SHORT EXERCISE
For this exercise, copy out each line of the material below that includes "Government".

>> BEGIN

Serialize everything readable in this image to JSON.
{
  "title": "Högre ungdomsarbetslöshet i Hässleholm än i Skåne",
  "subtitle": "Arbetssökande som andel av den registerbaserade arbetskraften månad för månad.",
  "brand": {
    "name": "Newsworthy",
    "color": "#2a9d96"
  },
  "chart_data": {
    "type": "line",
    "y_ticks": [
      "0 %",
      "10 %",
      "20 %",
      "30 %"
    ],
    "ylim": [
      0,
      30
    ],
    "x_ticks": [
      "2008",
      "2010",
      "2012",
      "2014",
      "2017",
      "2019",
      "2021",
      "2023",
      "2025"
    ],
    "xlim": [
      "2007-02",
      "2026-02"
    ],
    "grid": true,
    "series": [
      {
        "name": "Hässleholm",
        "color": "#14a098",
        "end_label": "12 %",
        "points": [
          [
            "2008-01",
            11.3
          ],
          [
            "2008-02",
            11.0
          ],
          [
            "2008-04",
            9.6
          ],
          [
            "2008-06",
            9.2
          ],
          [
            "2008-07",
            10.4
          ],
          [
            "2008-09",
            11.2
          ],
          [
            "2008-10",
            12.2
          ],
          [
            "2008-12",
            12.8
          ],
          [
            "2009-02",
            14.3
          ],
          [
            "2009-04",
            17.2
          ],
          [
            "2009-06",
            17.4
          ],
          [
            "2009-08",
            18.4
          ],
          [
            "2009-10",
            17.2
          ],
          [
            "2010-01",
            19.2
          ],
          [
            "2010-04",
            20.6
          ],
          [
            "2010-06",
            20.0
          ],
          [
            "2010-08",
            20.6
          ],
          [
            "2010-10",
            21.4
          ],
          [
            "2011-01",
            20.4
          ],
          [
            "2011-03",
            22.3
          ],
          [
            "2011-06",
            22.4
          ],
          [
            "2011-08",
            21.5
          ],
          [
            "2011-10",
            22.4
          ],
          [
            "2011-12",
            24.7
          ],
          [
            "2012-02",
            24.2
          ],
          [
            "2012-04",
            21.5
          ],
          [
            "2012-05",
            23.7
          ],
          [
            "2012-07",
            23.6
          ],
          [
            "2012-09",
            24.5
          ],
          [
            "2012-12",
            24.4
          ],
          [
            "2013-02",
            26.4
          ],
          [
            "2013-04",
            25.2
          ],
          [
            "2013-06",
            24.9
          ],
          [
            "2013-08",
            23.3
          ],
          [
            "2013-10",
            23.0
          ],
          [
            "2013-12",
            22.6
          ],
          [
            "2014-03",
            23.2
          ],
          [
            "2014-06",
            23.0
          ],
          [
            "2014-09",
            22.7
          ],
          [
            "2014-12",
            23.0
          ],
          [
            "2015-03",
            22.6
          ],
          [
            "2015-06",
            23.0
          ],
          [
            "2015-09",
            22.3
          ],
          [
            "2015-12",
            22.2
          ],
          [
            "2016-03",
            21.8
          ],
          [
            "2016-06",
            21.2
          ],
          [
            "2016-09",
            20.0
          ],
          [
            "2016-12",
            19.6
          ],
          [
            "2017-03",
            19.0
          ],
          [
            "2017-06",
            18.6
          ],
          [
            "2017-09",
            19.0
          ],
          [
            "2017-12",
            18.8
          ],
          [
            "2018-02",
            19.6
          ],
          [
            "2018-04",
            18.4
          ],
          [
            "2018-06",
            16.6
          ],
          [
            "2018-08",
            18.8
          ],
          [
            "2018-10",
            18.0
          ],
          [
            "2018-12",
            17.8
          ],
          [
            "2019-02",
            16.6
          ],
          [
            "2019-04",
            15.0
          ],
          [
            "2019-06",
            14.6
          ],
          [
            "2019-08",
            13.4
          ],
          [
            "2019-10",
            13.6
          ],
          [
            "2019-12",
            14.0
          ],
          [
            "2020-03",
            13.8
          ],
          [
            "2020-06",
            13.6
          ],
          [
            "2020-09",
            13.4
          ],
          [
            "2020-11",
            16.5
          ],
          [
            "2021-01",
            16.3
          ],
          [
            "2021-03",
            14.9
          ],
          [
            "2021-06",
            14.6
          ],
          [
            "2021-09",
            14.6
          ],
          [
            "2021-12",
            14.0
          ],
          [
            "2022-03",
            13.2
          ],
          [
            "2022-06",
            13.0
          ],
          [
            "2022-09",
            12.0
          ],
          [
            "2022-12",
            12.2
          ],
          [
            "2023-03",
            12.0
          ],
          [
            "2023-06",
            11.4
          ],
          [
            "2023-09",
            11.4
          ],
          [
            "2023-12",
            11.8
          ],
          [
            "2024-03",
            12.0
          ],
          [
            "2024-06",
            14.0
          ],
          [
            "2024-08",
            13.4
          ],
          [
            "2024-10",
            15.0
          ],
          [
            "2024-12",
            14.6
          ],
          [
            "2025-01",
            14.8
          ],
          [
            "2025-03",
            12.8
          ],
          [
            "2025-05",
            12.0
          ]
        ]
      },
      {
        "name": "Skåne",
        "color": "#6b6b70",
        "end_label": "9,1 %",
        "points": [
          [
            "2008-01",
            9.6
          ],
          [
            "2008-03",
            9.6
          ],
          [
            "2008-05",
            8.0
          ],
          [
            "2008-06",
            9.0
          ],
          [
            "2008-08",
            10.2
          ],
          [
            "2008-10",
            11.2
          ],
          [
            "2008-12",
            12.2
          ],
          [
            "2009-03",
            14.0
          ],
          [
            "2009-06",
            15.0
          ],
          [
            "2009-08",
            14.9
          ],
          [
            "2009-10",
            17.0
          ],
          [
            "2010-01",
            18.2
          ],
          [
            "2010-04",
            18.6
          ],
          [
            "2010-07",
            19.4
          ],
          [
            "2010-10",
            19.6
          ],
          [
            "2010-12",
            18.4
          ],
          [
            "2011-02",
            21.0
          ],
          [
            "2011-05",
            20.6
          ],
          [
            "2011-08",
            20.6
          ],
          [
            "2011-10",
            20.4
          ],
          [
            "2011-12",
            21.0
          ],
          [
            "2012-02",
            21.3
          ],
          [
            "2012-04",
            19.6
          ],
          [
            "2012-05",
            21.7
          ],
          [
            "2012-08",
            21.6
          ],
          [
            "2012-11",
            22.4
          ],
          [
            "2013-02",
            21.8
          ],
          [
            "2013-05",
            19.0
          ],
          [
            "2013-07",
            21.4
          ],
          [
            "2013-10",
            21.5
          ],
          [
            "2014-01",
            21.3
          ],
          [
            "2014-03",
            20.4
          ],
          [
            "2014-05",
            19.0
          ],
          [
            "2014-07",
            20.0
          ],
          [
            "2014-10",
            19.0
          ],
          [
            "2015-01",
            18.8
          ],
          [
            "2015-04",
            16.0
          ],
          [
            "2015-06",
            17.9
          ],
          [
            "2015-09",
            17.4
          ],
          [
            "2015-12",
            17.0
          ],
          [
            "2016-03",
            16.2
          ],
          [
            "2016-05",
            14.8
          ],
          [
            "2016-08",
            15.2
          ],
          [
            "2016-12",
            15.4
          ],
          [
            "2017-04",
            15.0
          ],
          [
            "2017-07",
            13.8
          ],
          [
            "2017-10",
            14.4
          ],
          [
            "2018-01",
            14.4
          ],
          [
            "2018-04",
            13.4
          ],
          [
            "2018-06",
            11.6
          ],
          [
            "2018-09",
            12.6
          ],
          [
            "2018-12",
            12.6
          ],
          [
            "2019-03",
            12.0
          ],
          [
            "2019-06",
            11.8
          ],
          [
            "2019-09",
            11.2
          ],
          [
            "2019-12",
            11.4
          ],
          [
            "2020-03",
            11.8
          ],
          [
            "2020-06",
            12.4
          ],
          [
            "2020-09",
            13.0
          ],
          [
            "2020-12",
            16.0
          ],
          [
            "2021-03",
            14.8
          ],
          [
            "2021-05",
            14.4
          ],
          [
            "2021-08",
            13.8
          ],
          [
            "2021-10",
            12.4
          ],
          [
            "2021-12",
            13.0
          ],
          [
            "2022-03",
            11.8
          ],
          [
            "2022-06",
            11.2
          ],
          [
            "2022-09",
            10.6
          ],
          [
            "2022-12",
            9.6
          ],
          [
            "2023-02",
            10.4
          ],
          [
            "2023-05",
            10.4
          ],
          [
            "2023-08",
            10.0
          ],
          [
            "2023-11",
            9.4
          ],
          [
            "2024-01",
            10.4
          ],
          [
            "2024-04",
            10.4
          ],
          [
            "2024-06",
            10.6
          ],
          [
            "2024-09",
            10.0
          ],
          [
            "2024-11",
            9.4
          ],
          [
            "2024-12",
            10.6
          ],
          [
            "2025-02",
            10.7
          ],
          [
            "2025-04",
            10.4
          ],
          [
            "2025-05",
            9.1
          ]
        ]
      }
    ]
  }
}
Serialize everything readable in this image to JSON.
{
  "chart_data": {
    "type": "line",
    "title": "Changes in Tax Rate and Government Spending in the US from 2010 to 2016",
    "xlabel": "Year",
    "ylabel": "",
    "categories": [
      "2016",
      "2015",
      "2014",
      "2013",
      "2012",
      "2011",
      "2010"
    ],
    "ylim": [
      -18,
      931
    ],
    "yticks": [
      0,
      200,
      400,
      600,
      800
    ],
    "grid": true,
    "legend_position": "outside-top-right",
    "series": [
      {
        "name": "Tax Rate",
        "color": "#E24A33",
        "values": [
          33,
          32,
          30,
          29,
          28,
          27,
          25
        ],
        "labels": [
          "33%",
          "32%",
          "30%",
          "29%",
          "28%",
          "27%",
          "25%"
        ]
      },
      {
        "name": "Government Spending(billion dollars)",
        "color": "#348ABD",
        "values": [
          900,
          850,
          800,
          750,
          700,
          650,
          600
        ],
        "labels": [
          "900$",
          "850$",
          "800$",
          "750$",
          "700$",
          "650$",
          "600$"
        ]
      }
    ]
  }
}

>> END

FULL OUTPUT
    "title": "Changes in Tax Rate and Government Spending in the US from 2010 to 2016",
        "name": "Government Spending(billion dollars)",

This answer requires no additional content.